▶ _Your instructions_:
Every line of the material below should be repeated exactly.

* BEGIN *

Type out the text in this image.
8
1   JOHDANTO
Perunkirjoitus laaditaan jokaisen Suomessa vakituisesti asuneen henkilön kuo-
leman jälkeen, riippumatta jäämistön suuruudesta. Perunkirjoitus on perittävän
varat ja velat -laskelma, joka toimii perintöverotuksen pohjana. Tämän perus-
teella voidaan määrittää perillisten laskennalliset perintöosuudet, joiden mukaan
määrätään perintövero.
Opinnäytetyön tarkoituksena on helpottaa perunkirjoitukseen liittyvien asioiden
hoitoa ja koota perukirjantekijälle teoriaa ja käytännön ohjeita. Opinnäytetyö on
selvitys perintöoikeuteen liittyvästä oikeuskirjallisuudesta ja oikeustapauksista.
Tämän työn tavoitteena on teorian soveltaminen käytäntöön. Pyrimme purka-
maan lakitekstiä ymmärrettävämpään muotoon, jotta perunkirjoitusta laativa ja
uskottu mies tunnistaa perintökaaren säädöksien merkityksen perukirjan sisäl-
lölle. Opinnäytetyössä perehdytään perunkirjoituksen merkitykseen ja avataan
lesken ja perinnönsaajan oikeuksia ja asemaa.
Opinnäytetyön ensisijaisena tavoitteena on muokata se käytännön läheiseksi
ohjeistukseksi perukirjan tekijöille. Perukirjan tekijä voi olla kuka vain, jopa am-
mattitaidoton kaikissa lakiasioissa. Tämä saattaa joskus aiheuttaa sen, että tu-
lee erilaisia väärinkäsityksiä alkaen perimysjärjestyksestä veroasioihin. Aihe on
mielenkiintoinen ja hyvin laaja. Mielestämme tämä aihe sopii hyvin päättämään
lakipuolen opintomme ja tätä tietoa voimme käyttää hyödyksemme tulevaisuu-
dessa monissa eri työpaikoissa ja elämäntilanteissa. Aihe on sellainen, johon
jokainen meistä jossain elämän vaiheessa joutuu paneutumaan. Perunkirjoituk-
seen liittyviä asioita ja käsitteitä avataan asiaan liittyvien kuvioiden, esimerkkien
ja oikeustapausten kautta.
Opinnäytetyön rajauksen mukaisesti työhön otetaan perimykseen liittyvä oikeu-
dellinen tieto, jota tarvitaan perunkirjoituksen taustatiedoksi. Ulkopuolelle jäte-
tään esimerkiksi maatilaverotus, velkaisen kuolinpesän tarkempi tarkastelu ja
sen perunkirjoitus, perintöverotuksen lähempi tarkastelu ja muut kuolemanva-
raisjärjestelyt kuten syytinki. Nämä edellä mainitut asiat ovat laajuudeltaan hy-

* END *

▶ _Task answer_:
Type out the text in this image.
8
1   JOHDANTO
Perunkirjoitus laaditaan jokaisen Suomessa vakituisesti asuneen henkilön kuo-
leman jälkeen, riippumatta jäämistön suuruudesta. Perunkirjoitus on perittävän
varat ja velat -laskelma, joka toimii perintöverotuksen pohjana. Tämän perus-
teella voidaan määrittää perillisten laskennalliset perintöosuudet, joiden mukaan
määrätään perintövero.
Opinnäytetyön tarkoituksena on helpottaa perunkirjoitukseen liittyvien asioiden
hoitoa ja koota perukirjantekijälle teoriaa ja käytännön ohjeita. Opinnäytetyö on
selvitys perintöoikeuteen liittyvästä oikeuskirjallisuudesta ja oikeustapauksista.
Tämän työn tavoitteena on teorian soveltaminen käytäntöön. Pyrimme purka-
maan lakitekstiä ymmärrettävämpään muotoon, jotta perunkirjoitusta laativa ja
uskottu mies tunnistaa perintökaaren säädöksien merkityksen perukirjan sisäl-
lölle. Opinnäytetyössä perehdytään perunkirjoituksen merkitykseen ja avataan
lesken ja perinnönsaajan oikeuksia ja asemaa.
Opinnäytetyön ensisijaisena tavoitteena on muokata se käytännön läheiseksi
ohjeistukseksi perukirjan tekijöille. Perukirjan tekijä voi olla kuka vain, jopa am-
mattitaidoton kaikissa lakiasioissa. Tämä saattaa joskus aiheuttaa sen, että tu-
lee erilaisia väärinkäsityksiä alkaen perimysjärjestyksestä veroasioihin. Aihe on
mielenkiintoinen ja hyvin laaja. Mielestämme tämä aihe sopii hyvin päättämään
lakipuolen opintomme ja tätä tietoa voimme käyttää hyödyksemme tulevaisuu-
dessa monissa eri työpaikoissa ja elämäntilanteissa. Aihe on sellainen, johon
jokainen meistä jossain elämän vaiheessa joutuu paneutumaan. Perunkirjoituk-
seen liittyviä asioita ja käsitteitä avataan asiaan liittyvien kuvioiden, esimerkkien
ja oikeustapausten kautta.
Opinnäytetyön rajauksen mukaisesti työhön otetaan perimykseen liittyvä oikeu-
dellinen tieto, jota tarvitaan perunkirjoituksen taustatiedoksi. Ulkopuolelle jäte-
tään esimerkiksi maatilaverotus, velkaisen kuolinpesän tarkempi tarkastelu ja
sen perunkirjoitus, perintöverotuksen lähempi tarkastelu ja muut kuolemanva-
raisjärjestelyt kuten syytinki. Nämä edellä mainitut asiat ovat laajuudeltaan hy-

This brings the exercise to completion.